Dataset entries:
#####

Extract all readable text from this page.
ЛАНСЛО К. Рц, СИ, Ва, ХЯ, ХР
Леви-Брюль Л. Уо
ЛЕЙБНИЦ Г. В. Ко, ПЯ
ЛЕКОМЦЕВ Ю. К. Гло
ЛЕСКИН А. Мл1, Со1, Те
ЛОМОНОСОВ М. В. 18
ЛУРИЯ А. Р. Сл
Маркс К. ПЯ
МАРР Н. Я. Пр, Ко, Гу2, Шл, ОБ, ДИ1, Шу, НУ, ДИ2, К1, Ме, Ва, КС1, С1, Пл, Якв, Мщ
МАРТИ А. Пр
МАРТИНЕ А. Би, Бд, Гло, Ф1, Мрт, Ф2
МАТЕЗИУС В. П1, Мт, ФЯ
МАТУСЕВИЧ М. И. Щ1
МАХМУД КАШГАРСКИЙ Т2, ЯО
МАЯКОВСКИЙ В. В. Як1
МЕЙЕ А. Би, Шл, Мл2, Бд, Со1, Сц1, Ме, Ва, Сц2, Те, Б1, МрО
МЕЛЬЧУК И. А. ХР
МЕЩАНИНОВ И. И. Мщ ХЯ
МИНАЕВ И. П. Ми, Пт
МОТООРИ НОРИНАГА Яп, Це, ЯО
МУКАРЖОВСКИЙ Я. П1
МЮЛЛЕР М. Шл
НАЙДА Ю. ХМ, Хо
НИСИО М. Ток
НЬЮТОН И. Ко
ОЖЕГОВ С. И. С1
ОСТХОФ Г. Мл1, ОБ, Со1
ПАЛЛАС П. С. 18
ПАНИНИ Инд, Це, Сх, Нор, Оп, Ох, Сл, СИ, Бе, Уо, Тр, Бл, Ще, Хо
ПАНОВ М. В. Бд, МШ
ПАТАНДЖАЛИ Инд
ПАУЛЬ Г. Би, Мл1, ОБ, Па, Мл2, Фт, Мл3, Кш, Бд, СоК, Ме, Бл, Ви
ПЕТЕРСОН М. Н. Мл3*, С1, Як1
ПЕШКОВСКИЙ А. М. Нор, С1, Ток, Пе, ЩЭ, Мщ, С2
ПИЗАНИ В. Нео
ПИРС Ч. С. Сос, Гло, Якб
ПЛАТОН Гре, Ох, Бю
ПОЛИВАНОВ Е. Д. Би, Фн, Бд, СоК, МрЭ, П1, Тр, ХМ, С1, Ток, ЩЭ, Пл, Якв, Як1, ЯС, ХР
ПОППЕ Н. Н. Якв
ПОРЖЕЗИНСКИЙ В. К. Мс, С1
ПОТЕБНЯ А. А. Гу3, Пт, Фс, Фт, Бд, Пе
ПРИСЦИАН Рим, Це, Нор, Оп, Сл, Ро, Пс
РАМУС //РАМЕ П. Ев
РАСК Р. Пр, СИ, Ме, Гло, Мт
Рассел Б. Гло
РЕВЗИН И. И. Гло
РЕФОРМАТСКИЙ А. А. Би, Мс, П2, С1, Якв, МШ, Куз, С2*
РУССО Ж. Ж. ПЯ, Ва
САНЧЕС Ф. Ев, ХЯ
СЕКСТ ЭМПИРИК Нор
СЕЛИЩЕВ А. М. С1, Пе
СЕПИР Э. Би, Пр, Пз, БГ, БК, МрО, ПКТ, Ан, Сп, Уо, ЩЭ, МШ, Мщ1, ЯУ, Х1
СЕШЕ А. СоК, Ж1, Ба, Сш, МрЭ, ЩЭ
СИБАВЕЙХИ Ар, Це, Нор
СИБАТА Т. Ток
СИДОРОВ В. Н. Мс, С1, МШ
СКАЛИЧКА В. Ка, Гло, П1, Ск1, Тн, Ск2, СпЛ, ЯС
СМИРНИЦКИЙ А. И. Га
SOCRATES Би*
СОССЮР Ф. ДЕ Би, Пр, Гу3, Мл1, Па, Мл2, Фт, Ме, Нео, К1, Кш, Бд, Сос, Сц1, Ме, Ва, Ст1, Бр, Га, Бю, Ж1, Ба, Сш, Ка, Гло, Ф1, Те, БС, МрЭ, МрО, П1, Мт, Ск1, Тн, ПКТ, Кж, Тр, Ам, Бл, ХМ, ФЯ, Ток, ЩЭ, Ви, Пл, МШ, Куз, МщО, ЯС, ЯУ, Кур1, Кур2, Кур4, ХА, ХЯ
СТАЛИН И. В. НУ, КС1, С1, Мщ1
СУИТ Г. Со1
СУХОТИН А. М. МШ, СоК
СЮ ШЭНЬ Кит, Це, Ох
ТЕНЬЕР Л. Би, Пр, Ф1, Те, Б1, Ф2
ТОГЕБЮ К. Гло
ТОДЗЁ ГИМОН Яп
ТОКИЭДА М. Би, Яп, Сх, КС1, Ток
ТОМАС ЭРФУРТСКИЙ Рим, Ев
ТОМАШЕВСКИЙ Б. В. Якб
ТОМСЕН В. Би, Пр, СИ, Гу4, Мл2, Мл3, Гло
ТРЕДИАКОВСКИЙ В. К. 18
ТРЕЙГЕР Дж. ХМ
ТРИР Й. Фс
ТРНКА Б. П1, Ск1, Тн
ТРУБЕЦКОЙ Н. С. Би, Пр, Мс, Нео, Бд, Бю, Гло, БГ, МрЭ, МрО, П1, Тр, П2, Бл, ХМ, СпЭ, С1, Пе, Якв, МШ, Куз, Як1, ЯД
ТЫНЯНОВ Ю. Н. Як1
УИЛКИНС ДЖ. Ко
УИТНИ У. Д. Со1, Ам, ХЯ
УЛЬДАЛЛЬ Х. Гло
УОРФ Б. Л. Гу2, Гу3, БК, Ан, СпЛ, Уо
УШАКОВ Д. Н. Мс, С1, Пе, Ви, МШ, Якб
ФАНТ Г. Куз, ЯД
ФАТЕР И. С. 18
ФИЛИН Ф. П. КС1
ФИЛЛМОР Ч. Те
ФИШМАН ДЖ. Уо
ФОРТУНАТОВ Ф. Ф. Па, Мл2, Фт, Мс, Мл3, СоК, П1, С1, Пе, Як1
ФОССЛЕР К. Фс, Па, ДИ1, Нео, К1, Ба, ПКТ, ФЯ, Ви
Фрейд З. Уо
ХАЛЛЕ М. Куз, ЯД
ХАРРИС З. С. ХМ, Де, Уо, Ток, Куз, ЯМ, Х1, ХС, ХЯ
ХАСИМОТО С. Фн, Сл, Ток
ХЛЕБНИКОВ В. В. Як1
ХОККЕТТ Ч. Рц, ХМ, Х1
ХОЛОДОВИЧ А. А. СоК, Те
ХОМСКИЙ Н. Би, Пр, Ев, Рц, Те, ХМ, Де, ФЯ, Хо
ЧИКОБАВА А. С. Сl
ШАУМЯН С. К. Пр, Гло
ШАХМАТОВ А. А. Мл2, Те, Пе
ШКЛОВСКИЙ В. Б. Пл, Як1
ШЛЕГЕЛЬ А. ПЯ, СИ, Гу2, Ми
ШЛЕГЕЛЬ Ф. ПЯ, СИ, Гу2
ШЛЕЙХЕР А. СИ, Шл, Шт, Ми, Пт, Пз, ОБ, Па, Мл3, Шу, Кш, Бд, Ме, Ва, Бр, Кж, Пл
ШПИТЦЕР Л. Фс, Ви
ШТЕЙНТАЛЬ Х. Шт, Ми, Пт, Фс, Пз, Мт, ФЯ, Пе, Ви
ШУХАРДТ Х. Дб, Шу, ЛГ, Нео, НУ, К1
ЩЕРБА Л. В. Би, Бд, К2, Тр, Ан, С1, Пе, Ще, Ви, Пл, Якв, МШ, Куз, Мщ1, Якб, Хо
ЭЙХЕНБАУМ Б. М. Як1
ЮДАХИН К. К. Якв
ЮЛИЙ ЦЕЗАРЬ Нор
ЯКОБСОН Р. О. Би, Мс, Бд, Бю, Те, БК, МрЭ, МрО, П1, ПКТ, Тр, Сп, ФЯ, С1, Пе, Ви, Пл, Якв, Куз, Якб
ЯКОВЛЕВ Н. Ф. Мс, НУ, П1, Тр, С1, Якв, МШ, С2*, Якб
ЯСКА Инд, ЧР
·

#####

◆ **Written problem**:
Going through the data above, count the lines where the string "ШЛЕГЕЛЬ" appears, and answer with only that number.

◆ **Finished task**:
2